▸ BRIEF
Copy out all the lines where "true" shows up.

++++++++++++++++++++

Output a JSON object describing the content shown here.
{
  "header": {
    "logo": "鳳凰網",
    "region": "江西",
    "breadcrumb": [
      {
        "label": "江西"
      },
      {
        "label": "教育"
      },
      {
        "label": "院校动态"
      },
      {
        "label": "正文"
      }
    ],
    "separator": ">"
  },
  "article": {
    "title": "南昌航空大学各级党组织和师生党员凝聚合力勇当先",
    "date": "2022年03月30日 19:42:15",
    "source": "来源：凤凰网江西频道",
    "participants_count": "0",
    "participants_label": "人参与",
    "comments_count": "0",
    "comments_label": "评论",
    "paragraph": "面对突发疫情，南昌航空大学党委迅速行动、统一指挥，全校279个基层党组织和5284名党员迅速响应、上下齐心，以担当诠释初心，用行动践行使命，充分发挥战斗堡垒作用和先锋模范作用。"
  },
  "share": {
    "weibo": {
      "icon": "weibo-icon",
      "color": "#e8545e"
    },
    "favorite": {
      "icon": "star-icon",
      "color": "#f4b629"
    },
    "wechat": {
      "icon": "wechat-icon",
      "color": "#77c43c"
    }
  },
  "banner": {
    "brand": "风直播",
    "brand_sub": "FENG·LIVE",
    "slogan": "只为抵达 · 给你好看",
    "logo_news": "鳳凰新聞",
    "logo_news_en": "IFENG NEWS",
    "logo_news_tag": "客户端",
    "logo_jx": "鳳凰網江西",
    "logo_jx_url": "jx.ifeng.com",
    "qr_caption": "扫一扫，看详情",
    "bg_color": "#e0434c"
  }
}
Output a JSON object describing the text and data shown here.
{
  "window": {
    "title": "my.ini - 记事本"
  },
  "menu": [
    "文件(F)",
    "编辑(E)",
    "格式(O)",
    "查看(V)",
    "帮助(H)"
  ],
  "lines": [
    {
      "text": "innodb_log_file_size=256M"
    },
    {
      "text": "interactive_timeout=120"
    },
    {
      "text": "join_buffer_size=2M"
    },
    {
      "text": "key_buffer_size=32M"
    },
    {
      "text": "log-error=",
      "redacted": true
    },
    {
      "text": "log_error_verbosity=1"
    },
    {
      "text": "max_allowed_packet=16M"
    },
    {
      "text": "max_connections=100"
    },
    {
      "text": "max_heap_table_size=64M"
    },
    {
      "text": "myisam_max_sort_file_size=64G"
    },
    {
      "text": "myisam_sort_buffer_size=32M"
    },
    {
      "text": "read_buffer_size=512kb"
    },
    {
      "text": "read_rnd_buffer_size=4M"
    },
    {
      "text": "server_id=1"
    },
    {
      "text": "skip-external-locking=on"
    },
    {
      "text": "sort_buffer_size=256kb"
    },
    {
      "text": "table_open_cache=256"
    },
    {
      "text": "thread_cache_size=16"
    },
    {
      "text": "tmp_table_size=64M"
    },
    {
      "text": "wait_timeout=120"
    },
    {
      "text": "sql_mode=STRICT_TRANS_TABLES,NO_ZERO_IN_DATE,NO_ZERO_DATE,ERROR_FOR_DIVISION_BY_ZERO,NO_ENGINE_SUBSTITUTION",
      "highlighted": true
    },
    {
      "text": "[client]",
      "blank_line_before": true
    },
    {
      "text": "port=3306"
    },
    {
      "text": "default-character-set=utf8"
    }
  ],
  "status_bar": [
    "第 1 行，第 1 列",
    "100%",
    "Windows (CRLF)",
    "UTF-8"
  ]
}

++++++++++++++++++++

▸ SOLUTION TO THE EXERCISE
      "redacted": true
      "highlighted": true
      "blank_line_before": true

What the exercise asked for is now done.